■ **Written problem**
In the listing below, find every line with the string "املاک" and pull it out.

** START OF Material **

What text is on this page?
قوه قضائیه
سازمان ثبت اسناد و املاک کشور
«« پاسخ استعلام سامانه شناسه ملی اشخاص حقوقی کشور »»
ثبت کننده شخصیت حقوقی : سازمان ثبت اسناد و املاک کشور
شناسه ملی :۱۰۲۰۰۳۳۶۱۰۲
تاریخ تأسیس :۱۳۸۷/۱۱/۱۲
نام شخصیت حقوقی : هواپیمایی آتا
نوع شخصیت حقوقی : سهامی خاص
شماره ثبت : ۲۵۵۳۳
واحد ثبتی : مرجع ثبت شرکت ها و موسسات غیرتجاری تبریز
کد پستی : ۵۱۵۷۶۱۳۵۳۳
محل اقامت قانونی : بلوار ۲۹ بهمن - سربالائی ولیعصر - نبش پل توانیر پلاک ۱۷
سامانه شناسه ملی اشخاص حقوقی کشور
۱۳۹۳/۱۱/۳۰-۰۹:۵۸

** END OF Material **
** START OF Material **

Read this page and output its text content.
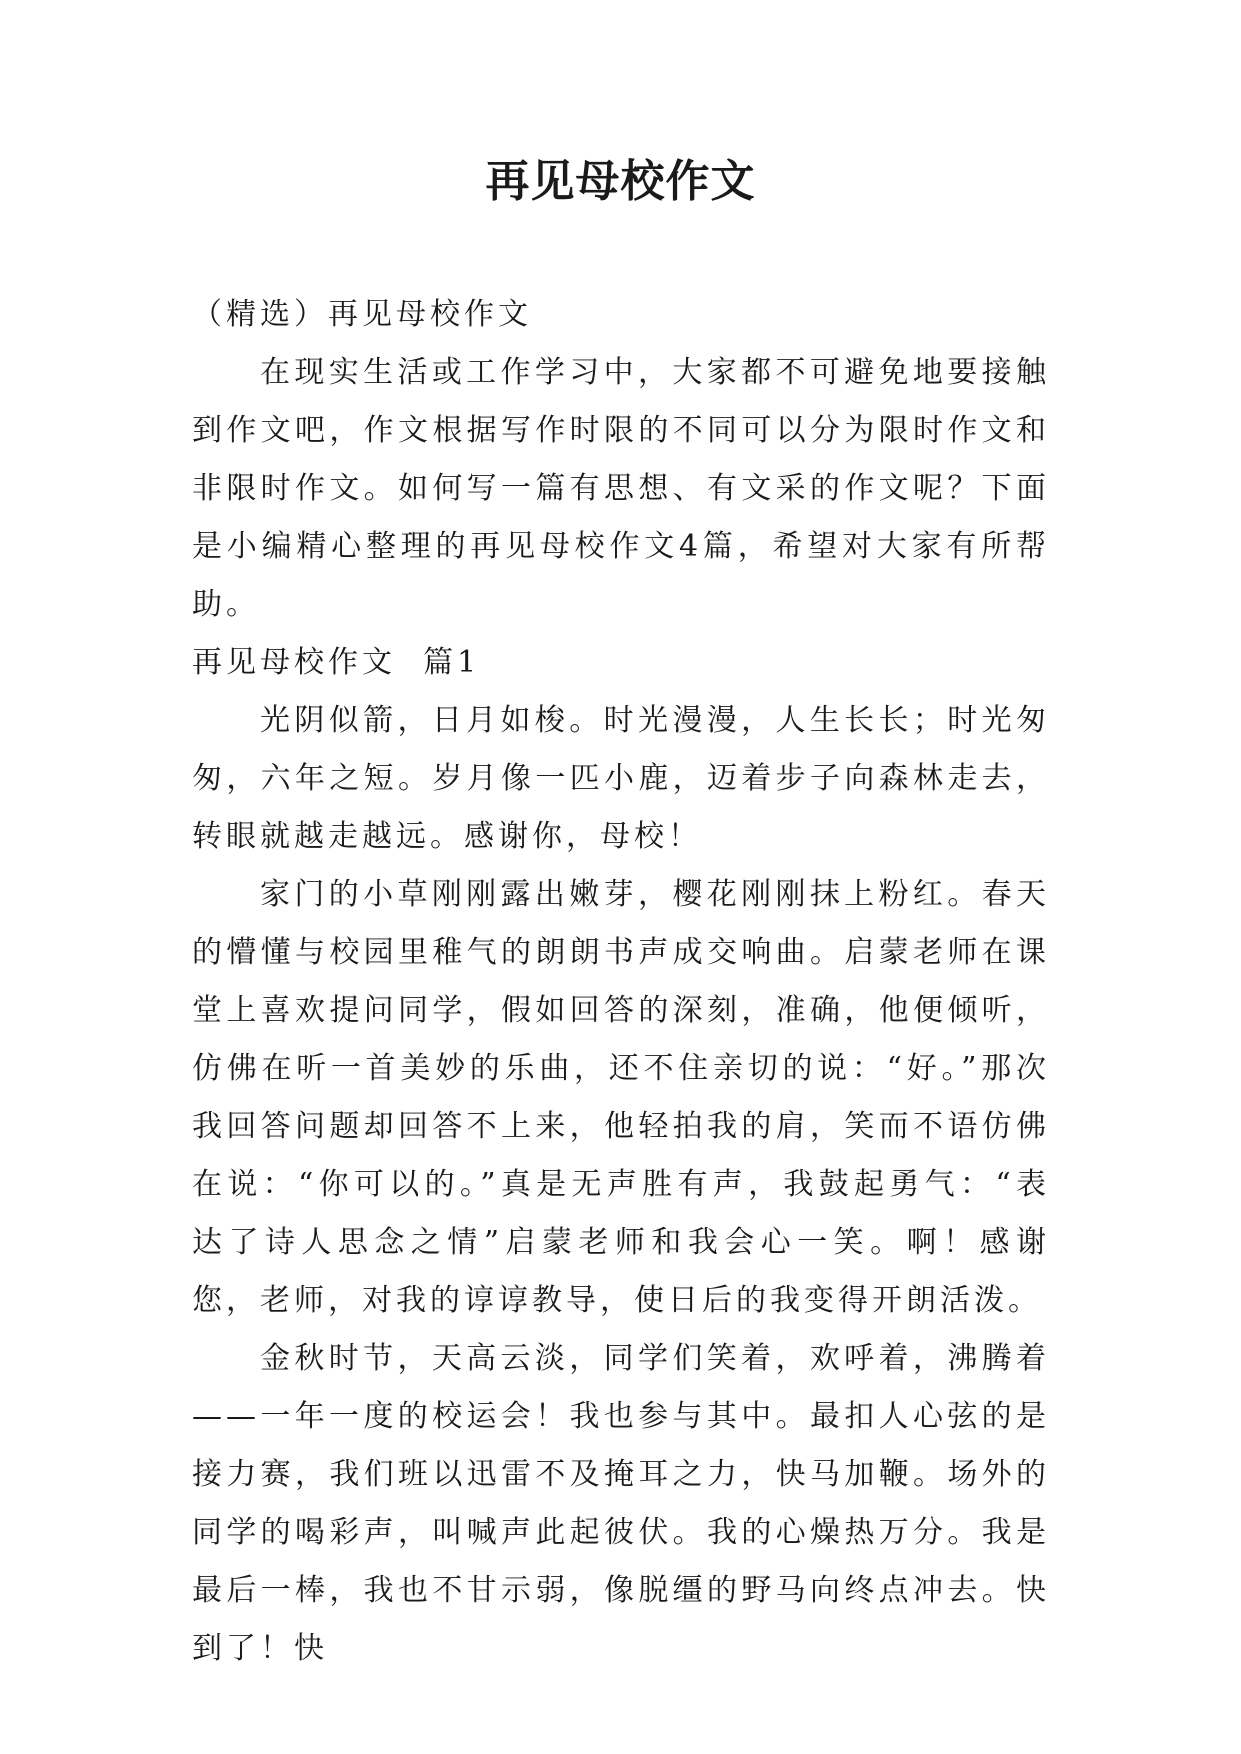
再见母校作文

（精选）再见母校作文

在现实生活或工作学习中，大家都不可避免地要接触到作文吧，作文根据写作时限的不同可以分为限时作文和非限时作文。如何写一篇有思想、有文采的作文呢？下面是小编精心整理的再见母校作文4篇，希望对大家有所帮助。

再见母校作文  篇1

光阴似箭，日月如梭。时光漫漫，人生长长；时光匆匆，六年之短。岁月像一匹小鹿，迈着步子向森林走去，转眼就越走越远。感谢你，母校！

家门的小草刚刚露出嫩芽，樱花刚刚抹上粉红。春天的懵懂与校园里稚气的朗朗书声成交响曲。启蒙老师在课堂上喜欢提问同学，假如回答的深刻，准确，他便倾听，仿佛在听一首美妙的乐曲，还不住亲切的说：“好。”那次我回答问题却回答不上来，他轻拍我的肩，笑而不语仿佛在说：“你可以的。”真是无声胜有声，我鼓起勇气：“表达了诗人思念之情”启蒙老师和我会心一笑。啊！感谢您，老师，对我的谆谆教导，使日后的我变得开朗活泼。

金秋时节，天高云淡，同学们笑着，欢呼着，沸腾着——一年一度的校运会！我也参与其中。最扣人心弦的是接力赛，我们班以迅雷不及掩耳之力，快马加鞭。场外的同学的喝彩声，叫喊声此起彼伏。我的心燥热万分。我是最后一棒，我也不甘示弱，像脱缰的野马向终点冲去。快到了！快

** END OF Material **

■ **Complete answer**
سازمان ثبت اسناد و املاک کشور
ثبت کننده شخصیت حقوقی : سازمان ثبت اسناد و املاک کشور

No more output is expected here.